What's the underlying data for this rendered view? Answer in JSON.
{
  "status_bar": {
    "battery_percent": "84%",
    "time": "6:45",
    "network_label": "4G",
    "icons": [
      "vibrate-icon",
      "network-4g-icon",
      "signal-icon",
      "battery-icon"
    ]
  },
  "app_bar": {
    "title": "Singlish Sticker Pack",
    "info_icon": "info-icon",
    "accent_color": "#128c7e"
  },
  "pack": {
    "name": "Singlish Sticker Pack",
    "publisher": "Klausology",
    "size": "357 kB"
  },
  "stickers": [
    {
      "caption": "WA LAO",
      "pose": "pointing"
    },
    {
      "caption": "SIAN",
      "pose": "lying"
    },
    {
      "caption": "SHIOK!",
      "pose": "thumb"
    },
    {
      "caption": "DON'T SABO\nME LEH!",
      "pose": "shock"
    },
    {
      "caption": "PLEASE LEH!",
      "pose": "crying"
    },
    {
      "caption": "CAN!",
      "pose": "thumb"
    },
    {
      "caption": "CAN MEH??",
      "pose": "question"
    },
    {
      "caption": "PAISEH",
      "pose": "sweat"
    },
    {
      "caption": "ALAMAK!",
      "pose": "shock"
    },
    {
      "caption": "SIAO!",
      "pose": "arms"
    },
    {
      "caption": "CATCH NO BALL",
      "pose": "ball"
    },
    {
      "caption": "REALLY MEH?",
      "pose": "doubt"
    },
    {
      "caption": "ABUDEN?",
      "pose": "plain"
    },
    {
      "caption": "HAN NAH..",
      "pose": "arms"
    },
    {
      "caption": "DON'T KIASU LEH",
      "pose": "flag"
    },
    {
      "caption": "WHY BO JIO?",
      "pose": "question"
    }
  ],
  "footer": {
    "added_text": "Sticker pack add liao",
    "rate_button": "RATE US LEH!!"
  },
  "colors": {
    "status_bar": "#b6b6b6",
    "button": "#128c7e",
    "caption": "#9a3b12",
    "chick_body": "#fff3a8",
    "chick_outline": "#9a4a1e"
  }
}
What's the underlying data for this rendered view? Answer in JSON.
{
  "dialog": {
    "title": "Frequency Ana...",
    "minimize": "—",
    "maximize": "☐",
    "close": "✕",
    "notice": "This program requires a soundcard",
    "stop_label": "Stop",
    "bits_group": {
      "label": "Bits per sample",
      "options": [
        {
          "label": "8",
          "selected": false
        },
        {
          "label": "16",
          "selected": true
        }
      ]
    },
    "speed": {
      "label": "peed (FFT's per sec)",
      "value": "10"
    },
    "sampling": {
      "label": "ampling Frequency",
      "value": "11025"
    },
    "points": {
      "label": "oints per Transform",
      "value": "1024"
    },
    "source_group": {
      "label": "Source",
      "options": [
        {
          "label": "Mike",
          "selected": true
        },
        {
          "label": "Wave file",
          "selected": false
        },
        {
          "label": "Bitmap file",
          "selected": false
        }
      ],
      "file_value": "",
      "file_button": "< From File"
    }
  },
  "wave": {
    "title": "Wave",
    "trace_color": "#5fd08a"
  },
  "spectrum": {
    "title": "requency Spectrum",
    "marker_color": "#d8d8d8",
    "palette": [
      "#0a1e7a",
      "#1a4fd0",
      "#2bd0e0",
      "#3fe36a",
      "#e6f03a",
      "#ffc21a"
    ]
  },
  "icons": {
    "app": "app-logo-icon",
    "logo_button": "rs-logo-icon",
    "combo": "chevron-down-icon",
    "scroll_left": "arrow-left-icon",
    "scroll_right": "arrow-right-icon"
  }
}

*-*-*

(What you should do):
Looking at the data above, show all lines where the word "Frequency" occurs.

(Finished answer):
    "title": "Frequency Ana...",
      "label": "ampling Frequency",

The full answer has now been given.